(INSTRUCTIONS FOR THE TASK):
With the pictures left out, copy the listing below exactly.

[begin DATA TO PROCESS]

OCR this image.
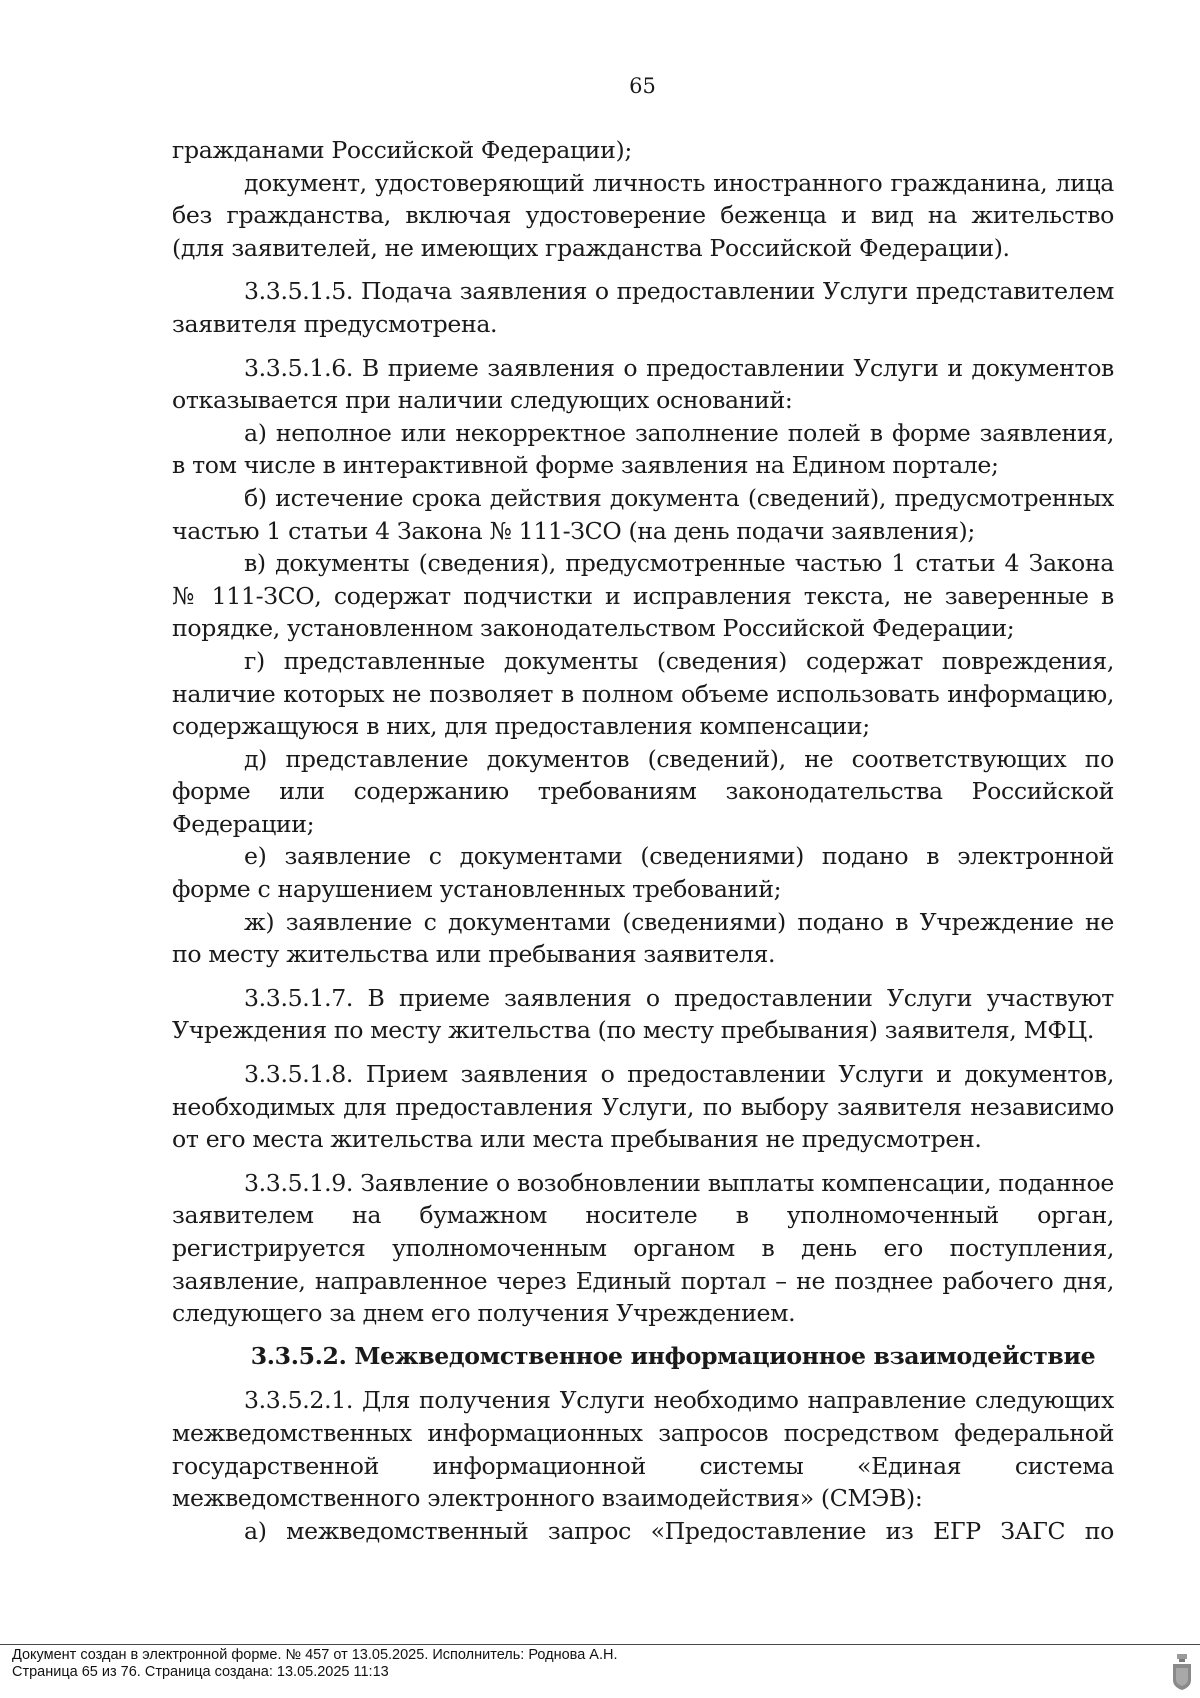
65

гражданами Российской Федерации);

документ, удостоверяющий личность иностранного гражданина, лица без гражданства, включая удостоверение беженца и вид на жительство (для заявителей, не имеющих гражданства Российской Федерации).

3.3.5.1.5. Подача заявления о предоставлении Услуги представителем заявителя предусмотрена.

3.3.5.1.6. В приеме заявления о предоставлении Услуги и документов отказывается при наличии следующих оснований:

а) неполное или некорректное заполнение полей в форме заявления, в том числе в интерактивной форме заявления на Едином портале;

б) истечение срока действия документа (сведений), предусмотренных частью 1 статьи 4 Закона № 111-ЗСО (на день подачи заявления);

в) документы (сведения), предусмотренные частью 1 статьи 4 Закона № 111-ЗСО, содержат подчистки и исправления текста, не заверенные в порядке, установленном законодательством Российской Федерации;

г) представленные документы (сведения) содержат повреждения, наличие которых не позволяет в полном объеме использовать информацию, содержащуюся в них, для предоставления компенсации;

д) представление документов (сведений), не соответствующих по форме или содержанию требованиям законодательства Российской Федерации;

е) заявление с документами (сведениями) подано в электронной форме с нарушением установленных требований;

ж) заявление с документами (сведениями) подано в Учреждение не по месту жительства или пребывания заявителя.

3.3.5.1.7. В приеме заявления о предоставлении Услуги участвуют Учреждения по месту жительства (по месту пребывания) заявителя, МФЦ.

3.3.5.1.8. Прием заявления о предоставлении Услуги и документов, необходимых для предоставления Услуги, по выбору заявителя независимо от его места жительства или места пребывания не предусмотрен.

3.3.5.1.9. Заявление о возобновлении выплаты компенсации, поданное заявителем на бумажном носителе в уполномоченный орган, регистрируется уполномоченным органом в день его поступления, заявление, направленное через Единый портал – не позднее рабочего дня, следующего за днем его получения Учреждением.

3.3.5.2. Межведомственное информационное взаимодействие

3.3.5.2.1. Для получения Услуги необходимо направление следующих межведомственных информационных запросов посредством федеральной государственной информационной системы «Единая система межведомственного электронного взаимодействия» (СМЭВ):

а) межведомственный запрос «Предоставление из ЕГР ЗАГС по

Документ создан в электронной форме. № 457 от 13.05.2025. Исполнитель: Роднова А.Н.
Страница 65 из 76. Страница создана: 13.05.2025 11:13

[end DATA TO PROCESS]

(ANSWER TO THE EXERCISE):
OCR this image.
65

гражданами Российской Федерации);

документ, удостоверяющий личность иностранного гражданина, лица без гражданства, включая удостоверение беженца и вид на жительство (для заявителей, не имеющих гражданства Российской Федерации).

3.3.5.1.5. Подача заявления о предоставлении Услуги представителем заявителя предусмотрена.

3.3.5.1.6. В приеме заявления о предоставлении Услуги и документов отказывается при наличии следующих оснований:

а) неполное или некорректное заполнение полей в форме заявления, в том числе в интерактивной форме заявления на Едином портале;

б) истечение срока действия документа (сведений), предусмотренных частью 1 статьи 4 Закона № 111-ЗСО (на день подачи заявления);

в) документы (сведения), предусмотренные частью 1 статьи 4 Закона № 111-ЗСО, содержат подчистки и исправления текста, не заверенные в порядке, установленном законодательством Российской Федерации;

г) представленные документы (сведения) содержат повреждения, наличие которых не позволяет в полном объеме использовать информацию, содержащуюся в них, для предоставления компенсации;

д) представление документов (сведений), не соответствующих по форме или содержанию требованиям законодательства Российской Федерации;

е) заявление с документами (сведениями) подано в электронной форме с нарушением установленных требований;

ж) заявление с документами (сведениями) подано в Учреждение не по месту жительства или пребывания заявителя.

3.3.5.1.7. В приеме заявления о предоставлении Услуги участвуют Учреждения по месту жительства (по месту пребывания) заявителя, МФЦ.

3.3.5.1.8. Прием заявления о предоставлении Услуги и документов, необходимых для предоставления Услуги, по выбору заявителя независимо от его места жительства или места пребывания не предусмотрен.

3.3.5.1.9. Заявление о возобновлении выплаты компенсации, поданное заявителем на бумажном носителе в уполномоченный орган, регистрируется уполномоченным органом в день его поступления, заявление, направленное через Единый портал – не позднее рабочего дня, следующего за днем его получения Учреждением.

3.3.5.2. Межведомственное информационное взаимодействие

3.3.5.2.1. Для получения Услуги необходимо направление следующих межведомственных информационных запросов посредством федеральной государственной информационной системы «Единая система межведомственного электронного взаимодействия» (СМЭВ):

а) межведомственный запрос «Предоставление из ЕГР ЗАГС по

Документ создан в электронной форме. № 457 от 13.05.2025. Исполнитель: Роднова А.Н.
Страница 65 из 76. Страница создана: 13.05.2025 11:13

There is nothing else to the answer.